Begin MATERIAL TO PROCESS

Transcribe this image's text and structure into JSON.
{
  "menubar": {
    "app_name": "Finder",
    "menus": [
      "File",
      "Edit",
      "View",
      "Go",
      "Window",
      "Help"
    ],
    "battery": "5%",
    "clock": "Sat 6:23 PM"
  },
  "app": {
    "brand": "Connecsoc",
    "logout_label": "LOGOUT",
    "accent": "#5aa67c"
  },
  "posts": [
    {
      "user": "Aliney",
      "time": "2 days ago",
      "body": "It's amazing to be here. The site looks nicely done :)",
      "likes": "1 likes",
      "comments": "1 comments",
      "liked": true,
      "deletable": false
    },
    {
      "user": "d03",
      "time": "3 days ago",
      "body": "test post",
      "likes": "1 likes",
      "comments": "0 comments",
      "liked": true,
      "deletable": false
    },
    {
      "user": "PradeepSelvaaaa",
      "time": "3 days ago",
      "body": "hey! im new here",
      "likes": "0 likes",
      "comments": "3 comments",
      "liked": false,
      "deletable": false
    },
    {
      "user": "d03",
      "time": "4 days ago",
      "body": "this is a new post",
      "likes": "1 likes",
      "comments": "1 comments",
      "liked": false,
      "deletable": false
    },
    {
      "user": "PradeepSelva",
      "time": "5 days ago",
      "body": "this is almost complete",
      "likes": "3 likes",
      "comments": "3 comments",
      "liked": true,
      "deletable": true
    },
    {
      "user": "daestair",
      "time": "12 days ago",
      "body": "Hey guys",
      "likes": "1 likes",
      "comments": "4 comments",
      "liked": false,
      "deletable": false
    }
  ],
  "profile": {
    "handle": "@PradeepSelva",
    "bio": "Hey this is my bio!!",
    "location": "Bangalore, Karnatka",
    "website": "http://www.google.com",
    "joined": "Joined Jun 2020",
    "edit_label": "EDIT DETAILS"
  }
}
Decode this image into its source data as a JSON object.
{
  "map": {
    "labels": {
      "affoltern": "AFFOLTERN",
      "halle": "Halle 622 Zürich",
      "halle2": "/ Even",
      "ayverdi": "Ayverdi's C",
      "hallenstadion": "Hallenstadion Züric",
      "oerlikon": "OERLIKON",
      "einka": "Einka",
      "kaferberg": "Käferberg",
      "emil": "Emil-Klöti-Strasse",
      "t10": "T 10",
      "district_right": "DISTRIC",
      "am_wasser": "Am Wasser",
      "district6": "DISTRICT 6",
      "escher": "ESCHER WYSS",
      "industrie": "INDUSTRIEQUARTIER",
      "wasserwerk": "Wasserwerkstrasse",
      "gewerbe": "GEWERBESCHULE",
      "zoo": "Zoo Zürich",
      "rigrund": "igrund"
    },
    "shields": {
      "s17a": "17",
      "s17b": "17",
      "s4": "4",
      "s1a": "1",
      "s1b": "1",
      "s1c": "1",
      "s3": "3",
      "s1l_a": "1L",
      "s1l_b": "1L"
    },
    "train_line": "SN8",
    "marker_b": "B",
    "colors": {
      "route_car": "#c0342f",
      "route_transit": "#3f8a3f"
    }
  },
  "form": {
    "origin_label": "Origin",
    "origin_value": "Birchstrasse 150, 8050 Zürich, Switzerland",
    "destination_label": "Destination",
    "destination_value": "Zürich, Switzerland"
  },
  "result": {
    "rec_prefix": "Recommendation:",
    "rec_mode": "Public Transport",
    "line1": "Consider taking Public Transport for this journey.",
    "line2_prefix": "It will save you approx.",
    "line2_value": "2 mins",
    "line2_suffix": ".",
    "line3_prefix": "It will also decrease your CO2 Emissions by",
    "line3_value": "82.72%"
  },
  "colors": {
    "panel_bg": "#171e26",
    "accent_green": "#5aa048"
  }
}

End MATERIAL TO PROCESS

- **EXERCISE OBJECTIVE**: Pull out every line in the data above that has the word "Zürich".

- **THE REPLY**:
      "halle": "Halle 622 Zürich",
      "zoo": "Zoo Zürich",
    "origin_value": "Birchstrasse 150, 8050 Zürich, Switzerland",
    "destination_value": "Zürich, Switzerland"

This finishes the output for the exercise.